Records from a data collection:
________________________________________
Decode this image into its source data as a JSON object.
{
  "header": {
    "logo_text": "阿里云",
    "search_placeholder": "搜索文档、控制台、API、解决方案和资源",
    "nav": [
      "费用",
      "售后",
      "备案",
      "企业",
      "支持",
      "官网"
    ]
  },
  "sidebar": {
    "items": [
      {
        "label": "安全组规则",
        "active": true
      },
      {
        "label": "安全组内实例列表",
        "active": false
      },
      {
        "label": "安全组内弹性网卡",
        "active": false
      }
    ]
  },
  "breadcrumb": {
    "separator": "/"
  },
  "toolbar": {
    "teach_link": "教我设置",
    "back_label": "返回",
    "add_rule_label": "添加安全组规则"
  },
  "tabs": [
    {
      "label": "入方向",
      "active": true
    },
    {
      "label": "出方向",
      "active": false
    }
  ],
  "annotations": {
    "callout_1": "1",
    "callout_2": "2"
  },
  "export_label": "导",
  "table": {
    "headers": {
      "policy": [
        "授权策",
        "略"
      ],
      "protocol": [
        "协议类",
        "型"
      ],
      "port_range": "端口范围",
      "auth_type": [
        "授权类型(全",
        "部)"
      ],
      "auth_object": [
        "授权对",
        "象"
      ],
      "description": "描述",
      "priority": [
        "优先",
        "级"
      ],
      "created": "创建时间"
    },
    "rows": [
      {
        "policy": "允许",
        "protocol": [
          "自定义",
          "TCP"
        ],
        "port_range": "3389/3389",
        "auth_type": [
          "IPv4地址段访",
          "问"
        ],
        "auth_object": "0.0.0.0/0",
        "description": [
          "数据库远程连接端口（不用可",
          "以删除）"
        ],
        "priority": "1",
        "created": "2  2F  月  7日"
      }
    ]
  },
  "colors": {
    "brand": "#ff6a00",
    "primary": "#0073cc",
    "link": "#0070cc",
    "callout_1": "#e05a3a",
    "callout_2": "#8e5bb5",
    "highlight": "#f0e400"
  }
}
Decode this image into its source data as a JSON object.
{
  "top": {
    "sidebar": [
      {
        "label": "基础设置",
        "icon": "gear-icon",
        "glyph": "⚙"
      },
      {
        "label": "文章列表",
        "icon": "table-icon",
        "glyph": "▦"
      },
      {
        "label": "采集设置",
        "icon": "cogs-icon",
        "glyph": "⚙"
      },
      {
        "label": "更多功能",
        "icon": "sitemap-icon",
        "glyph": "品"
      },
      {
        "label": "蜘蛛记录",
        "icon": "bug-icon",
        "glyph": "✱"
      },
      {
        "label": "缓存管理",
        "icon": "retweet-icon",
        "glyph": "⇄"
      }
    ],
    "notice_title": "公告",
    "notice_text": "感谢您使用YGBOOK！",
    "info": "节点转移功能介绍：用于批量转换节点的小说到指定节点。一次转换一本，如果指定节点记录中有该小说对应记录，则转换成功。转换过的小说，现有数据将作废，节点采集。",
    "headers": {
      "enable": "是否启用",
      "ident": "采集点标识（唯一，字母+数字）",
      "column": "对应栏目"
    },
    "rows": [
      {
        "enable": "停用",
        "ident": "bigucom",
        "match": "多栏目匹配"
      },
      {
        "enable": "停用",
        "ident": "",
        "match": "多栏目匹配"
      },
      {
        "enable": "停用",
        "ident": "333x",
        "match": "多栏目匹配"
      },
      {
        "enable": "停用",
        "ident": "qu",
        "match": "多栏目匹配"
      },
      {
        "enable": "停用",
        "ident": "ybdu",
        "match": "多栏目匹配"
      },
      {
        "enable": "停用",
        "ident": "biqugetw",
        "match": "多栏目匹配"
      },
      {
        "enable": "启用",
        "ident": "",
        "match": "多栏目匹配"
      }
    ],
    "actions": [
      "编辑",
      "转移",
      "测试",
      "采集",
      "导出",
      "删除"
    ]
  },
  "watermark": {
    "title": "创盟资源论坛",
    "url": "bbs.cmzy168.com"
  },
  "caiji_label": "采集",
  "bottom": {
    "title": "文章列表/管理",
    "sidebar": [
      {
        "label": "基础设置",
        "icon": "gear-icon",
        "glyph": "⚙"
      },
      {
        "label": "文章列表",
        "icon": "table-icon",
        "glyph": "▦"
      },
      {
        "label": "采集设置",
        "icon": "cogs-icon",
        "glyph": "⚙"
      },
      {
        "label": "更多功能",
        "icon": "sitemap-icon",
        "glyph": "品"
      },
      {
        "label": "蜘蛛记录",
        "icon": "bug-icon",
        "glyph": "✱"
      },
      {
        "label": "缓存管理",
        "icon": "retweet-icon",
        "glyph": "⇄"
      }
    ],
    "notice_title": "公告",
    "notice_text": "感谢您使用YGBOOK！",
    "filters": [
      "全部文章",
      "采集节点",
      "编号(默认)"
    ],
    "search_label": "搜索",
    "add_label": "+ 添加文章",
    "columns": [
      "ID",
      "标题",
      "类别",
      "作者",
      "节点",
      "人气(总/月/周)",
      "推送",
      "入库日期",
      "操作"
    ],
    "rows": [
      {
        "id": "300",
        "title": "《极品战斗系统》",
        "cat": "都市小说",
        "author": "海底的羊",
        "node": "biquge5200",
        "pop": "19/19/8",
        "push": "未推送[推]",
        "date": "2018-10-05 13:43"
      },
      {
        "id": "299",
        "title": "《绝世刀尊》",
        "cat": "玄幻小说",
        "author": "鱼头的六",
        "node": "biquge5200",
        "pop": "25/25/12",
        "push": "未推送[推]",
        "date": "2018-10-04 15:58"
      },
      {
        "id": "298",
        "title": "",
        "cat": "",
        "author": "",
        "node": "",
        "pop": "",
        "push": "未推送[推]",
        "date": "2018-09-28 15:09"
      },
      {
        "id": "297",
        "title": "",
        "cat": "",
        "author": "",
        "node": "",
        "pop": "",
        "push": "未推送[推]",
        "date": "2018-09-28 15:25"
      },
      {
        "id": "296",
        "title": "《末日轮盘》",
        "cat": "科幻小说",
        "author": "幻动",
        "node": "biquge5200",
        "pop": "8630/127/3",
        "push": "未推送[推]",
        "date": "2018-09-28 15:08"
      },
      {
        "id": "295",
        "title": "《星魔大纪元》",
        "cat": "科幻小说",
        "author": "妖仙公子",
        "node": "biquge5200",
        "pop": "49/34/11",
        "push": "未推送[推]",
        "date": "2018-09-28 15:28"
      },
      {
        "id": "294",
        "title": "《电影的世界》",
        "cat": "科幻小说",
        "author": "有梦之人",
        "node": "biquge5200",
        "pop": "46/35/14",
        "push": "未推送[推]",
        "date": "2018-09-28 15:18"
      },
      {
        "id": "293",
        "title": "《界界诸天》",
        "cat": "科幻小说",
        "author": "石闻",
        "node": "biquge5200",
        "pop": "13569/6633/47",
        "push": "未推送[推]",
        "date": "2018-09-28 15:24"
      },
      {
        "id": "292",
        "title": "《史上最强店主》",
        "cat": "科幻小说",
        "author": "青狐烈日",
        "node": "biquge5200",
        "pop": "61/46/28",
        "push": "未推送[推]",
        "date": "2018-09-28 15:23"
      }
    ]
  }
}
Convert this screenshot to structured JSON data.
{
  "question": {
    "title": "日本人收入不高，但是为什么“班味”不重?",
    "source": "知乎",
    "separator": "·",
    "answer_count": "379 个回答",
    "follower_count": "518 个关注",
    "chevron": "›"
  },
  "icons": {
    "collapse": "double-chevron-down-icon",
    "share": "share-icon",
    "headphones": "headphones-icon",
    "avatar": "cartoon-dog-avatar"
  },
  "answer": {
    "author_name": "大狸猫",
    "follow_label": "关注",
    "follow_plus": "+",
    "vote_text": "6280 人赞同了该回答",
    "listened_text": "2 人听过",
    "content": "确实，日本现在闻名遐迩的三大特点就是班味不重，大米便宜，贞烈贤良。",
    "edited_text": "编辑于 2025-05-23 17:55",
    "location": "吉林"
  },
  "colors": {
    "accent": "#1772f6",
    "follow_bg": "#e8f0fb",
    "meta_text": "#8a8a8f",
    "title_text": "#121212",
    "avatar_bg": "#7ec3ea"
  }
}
________________________________________
TASK DETAILS —
Reproduce nothing but the lines from the line containing "Convert this screenshot" to the last line of the data, each exactly as written.

REPLY —
Convert this screenshot to structured JSON data.
{
  "question": {
    "title": "日本人收入不高，但是为什么“班味”不重?",
    "source": "知乎",
    "separator": "·",
    "answer_count": "379 个回答",
    "follower_count": "518 个关注",
    "chevron": "›"
  },
  "icons": {
    "collapse": "double-chevron-down-icon",
    "share": "share-icon",
    "headphones": "headphones-icon",
    "avatar": "cartoon-dog-avatar"
  },
  "answer": {
    "author_name": "大狸猫",
    "follow_label": "关注",
    "follow_plus": "+",
    "vote_text": "6280 人赞同了该回答",
    "listened_text": "2 人听过",
    "content": "确实，日本现在闻名遐迩的三大特点就是班味不重，大米便宜，贞烈贤良。",
    "edited_text": "编辑于 2025-05-23 17:55",
    "location": "吉林"
  },
  "colors": {
    "accent": "#1772f6",
    "follow_bg": "#e8f0fb",
    "meta_text": "#8a8a8f",
    "title_text": "#121212",
    "avatar_bg": "#7ec3ea"
  }
}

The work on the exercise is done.